**REQUEST**.
Pull out every line of the data below that contains the string "value".

**DATA EXCERPTS**.
--
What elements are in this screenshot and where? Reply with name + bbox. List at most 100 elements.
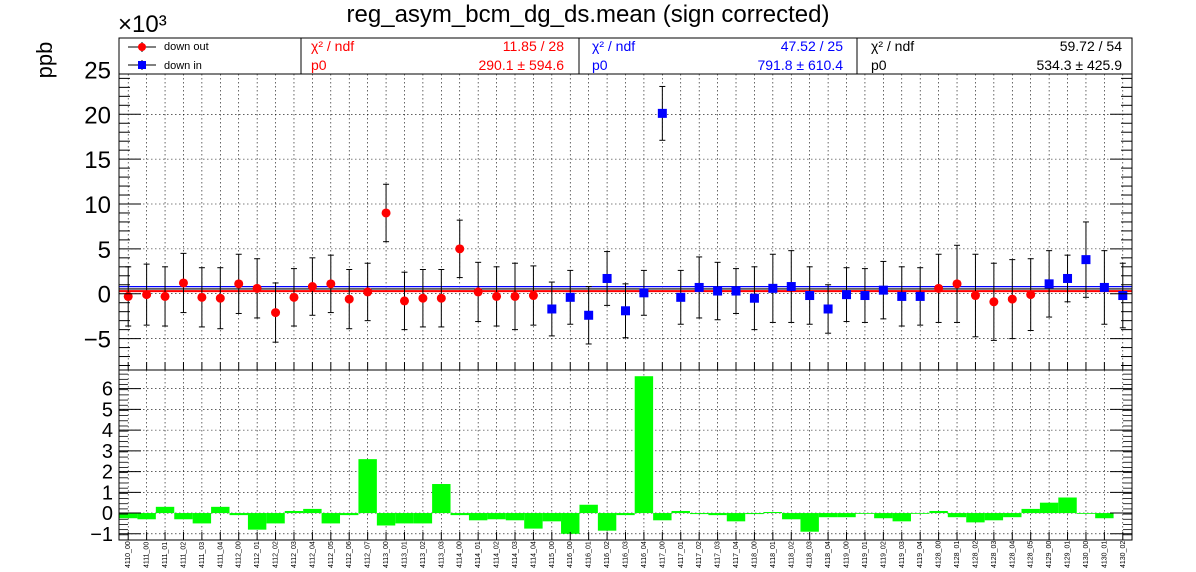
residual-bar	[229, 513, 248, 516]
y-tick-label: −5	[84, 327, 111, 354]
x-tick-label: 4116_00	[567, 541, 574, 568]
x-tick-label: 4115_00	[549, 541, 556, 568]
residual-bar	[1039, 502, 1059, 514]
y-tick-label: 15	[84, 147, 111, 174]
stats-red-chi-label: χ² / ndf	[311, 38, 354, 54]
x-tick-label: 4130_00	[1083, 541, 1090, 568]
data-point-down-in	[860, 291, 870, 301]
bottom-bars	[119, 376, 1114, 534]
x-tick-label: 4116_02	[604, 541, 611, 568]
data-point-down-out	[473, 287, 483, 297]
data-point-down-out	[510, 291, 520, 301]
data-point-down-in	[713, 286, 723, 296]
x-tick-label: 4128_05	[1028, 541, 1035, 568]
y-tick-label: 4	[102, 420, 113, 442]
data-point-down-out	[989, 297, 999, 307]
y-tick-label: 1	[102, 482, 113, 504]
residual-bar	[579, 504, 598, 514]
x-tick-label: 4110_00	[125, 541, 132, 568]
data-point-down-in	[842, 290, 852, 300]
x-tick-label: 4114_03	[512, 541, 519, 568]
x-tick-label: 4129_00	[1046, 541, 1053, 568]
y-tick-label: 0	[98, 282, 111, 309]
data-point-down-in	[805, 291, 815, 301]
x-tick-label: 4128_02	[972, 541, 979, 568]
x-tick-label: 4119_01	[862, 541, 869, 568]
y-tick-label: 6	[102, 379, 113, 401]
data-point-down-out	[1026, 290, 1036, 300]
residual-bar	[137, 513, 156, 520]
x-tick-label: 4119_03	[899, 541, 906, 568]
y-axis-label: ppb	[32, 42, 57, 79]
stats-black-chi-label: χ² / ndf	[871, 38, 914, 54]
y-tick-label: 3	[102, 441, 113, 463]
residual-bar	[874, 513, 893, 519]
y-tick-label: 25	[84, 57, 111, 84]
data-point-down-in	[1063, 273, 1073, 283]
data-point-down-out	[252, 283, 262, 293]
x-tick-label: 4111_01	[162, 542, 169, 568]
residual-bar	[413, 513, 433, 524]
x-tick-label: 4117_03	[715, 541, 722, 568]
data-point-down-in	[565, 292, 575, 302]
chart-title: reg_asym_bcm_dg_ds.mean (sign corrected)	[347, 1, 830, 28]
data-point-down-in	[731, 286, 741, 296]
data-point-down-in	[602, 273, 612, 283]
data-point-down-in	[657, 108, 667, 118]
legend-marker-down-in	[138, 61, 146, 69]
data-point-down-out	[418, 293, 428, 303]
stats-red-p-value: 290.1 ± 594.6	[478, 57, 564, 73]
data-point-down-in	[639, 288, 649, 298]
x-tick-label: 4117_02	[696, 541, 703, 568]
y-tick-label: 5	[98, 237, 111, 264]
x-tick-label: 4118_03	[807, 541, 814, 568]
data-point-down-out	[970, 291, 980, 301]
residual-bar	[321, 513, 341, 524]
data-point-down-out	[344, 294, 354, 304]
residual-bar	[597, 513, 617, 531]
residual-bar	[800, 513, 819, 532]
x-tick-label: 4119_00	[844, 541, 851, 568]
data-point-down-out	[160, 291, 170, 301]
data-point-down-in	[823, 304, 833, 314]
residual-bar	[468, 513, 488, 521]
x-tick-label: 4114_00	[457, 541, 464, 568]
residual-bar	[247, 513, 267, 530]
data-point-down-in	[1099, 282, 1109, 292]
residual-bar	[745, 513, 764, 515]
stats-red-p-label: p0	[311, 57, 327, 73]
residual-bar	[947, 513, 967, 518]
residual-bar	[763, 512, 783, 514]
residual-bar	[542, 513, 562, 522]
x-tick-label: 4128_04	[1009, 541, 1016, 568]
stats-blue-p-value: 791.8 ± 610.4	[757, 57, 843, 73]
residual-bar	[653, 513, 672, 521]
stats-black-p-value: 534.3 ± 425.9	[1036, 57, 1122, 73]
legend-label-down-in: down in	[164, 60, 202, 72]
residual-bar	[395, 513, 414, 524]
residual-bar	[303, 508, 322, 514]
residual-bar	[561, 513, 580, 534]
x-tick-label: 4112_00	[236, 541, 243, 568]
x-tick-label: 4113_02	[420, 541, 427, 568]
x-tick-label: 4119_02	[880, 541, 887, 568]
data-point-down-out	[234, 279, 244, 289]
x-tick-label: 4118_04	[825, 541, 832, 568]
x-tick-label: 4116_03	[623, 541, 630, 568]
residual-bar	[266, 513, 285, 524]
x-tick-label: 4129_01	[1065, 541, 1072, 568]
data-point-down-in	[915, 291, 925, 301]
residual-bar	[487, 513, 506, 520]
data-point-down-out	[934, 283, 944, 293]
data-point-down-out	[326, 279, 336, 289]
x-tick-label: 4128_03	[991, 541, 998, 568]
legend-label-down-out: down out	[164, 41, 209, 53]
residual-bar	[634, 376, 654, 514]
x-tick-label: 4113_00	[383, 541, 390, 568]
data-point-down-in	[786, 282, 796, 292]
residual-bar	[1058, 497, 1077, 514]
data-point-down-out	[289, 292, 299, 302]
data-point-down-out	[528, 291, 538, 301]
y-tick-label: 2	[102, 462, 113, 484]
--
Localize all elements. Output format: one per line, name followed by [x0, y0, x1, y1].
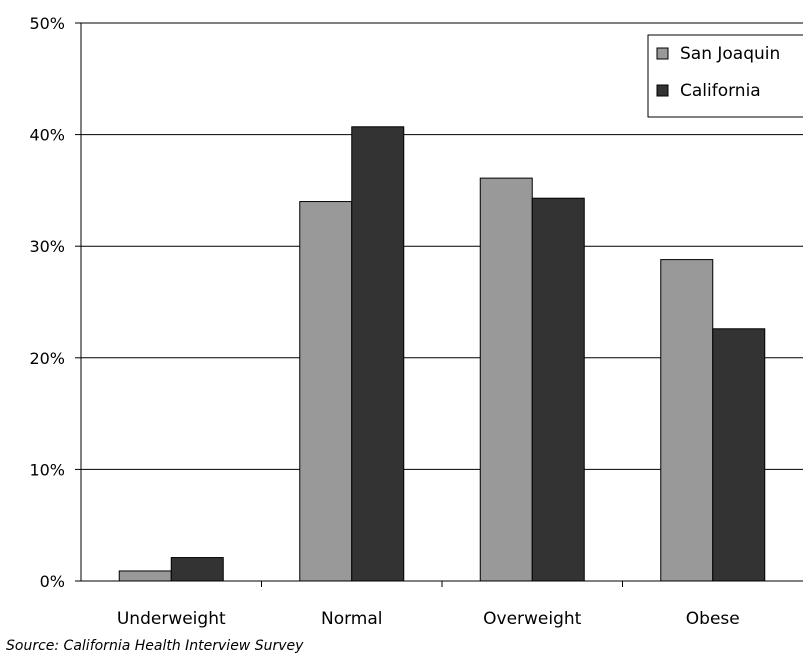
--
**TASK OUTPUT**.
stats-red-p-value: 290.1 ± 594.6	[478, 57, 564, 73]
stats-blue-p-value: 791.8 ± 610.4	[757, 57, 843, 73]
stats-black-p-value: 534.3 ± 425.9	[1036, 57, 1122, 73]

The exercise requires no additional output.